Written task
Pull out every line with the word "AOML" from the entries below.

Material for this task
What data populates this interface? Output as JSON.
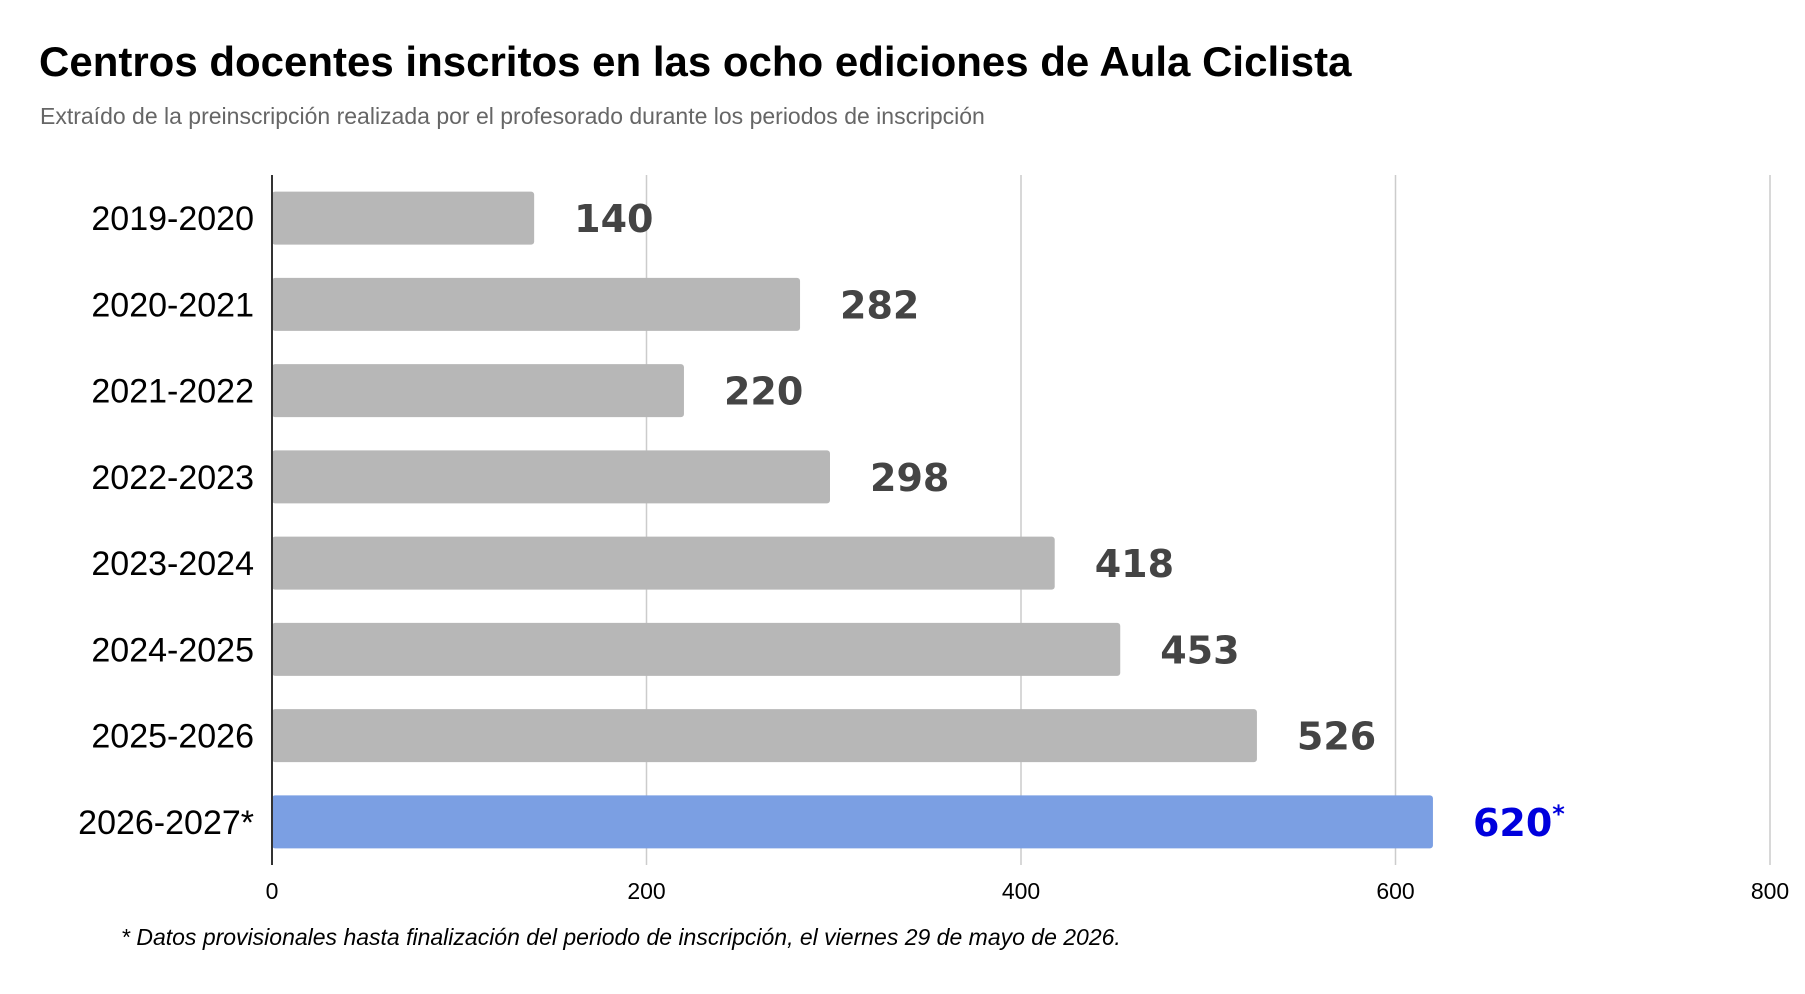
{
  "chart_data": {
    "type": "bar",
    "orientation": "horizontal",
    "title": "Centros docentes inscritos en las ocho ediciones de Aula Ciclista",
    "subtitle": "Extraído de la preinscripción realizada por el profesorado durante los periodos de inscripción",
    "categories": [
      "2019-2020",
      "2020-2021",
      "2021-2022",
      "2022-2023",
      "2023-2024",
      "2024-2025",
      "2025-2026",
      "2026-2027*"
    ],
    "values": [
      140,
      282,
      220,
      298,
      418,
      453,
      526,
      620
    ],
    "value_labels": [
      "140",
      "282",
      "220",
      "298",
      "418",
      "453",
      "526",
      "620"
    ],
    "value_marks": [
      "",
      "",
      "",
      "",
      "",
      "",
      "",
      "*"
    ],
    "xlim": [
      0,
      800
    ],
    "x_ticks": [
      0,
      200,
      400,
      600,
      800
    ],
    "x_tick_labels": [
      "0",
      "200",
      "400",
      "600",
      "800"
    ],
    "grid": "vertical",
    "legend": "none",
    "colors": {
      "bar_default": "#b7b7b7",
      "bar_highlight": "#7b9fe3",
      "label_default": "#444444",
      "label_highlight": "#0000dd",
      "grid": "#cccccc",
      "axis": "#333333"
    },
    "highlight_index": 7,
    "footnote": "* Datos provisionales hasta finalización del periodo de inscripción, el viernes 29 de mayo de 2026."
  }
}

* * *

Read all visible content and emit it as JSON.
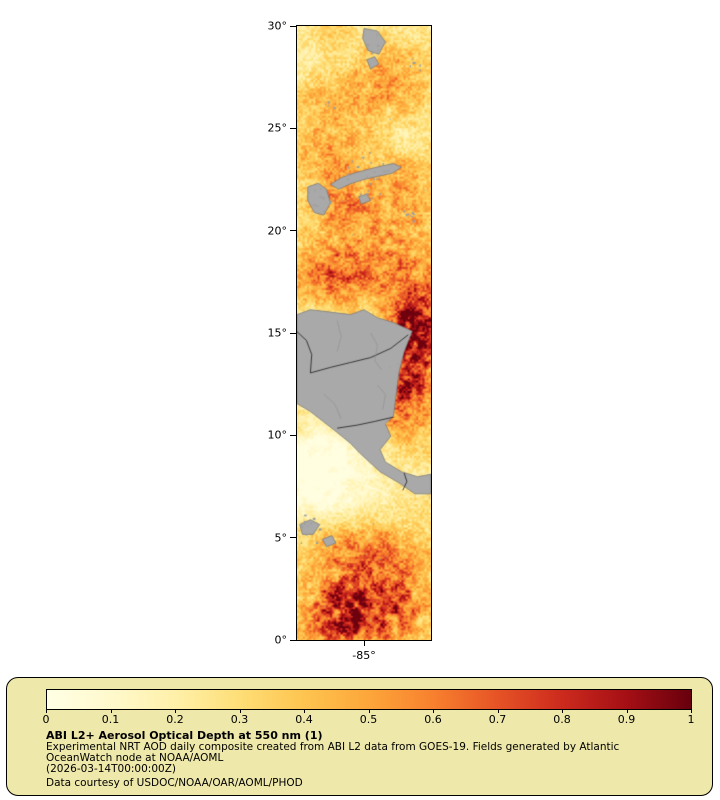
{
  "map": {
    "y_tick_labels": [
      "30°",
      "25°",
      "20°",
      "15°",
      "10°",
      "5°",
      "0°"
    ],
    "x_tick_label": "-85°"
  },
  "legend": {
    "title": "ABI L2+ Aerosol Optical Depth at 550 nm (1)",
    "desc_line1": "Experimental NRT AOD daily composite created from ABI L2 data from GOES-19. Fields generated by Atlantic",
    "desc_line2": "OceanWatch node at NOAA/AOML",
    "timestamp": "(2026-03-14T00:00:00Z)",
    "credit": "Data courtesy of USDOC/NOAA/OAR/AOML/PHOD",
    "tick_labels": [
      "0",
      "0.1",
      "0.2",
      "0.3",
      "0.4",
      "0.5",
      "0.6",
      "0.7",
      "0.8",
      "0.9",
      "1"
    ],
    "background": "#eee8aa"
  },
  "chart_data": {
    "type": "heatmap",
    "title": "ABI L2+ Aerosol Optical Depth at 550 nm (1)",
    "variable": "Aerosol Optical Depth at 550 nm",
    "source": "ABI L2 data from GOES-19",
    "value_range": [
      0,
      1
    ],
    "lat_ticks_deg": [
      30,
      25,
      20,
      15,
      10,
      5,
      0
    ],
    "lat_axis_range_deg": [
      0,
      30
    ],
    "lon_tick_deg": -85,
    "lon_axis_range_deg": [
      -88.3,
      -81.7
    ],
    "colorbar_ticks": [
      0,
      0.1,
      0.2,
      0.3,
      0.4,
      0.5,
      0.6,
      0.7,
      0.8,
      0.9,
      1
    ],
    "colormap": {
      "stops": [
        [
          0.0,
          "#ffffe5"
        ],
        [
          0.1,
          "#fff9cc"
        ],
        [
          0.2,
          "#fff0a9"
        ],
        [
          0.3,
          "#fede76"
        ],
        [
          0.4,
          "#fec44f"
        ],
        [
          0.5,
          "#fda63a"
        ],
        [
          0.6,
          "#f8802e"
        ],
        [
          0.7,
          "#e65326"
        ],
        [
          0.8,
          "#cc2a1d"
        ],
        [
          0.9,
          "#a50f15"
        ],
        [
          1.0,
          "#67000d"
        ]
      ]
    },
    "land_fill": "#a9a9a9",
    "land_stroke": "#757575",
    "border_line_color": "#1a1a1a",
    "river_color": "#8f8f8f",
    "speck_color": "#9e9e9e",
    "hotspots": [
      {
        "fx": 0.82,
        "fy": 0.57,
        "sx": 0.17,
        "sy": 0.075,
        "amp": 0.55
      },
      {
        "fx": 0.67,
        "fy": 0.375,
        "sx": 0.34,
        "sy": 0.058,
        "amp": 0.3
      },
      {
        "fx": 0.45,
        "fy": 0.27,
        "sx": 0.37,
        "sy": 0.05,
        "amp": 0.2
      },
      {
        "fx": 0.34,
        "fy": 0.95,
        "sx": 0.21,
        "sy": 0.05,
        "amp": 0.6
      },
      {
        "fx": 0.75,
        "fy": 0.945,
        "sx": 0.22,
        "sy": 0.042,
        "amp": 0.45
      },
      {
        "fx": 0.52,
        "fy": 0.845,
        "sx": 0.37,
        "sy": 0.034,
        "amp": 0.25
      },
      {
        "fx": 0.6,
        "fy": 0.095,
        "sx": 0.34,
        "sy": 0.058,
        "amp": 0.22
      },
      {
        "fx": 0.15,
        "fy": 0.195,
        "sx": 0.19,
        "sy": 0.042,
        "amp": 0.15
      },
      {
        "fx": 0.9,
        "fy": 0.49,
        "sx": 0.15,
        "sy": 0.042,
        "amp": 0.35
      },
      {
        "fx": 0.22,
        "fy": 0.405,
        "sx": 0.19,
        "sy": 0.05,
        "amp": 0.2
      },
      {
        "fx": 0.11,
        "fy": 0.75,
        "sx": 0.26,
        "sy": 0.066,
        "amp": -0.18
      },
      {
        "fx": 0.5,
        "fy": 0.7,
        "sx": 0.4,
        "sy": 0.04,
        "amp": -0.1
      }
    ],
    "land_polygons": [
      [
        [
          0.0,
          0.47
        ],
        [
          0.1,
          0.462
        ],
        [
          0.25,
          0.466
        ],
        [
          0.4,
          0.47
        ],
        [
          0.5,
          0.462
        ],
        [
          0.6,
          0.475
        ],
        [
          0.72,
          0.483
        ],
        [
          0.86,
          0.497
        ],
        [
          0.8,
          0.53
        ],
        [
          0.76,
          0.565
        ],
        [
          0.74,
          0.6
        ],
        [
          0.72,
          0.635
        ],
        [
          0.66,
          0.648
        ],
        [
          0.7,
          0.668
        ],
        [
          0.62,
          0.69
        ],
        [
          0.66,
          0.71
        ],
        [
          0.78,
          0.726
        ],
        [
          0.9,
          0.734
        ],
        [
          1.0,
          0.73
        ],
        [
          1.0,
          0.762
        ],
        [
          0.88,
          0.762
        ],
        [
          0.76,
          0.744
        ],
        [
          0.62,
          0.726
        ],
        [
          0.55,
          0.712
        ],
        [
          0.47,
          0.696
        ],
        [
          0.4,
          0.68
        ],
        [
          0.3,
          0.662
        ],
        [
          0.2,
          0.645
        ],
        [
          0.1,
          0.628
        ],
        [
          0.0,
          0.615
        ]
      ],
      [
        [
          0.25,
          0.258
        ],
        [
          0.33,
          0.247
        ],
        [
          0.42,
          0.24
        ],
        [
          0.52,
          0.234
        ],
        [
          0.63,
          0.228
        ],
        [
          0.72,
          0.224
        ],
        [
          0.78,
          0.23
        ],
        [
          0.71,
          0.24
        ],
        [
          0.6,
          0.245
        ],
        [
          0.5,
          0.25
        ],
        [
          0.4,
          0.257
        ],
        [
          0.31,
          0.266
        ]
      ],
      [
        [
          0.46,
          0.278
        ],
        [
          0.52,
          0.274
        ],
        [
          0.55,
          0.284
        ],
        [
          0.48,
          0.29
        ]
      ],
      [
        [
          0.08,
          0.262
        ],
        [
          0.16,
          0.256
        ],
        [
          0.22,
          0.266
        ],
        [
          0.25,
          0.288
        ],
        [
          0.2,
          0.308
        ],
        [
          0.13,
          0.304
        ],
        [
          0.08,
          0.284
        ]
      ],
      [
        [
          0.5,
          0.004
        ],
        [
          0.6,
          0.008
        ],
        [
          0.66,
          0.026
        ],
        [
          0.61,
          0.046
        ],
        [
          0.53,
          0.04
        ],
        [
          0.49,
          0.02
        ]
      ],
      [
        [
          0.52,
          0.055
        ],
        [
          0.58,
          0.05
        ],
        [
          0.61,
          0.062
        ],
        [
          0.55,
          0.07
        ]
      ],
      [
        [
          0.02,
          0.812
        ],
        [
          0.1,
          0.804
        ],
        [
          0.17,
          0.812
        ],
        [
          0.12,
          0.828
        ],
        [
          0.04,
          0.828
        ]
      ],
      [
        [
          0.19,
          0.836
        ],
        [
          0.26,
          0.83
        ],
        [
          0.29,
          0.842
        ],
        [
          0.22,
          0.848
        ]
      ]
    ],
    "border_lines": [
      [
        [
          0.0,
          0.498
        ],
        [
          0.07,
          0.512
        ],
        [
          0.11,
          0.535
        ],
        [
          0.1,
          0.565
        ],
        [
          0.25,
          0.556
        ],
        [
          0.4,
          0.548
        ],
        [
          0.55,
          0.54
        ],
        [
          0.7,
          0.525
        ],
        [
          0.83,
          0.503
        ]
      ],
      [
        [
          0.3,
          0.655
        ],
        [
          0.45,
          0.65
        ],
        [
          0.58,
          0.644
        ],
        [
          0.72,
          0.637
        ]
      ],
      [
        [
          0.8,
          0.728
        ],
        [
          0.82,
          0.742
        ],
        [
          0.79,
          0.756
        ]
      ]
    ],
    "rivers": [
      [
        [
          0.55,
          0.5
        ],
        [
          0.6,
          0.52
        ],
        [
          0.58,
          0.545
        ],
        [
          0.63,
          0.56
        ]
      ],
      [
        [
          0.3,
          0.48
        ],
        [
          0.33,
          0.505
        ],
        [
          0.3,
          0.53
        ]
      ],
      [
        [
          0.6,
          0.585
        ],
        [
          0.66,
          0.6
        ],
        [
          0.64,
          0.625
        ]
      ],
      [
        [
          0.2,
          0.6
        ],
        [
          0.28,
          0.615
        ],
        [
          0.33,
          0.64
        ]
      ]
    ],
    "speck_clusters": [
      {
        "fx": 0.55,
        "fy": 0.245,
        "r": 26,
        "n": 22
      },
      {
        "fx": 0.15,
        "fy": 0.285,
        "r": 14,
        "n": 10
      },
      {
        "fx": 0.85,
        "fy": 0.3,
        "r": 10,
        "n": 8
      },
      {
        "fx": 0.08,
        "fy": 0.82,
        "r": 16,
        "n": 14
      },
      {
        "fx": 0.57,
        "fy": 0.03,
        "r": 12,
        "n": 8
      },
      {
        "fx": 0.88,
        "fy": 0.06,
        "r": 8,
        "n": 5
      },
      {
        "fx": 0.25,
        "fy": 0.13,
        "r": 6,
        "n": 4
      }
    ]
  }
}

Complete response
    "desc_line2": "OceanWatch node at NOAA/AOML",
    "credit": "Data courtesy of USDOC/NOAA/OAR/AOML/PHOD",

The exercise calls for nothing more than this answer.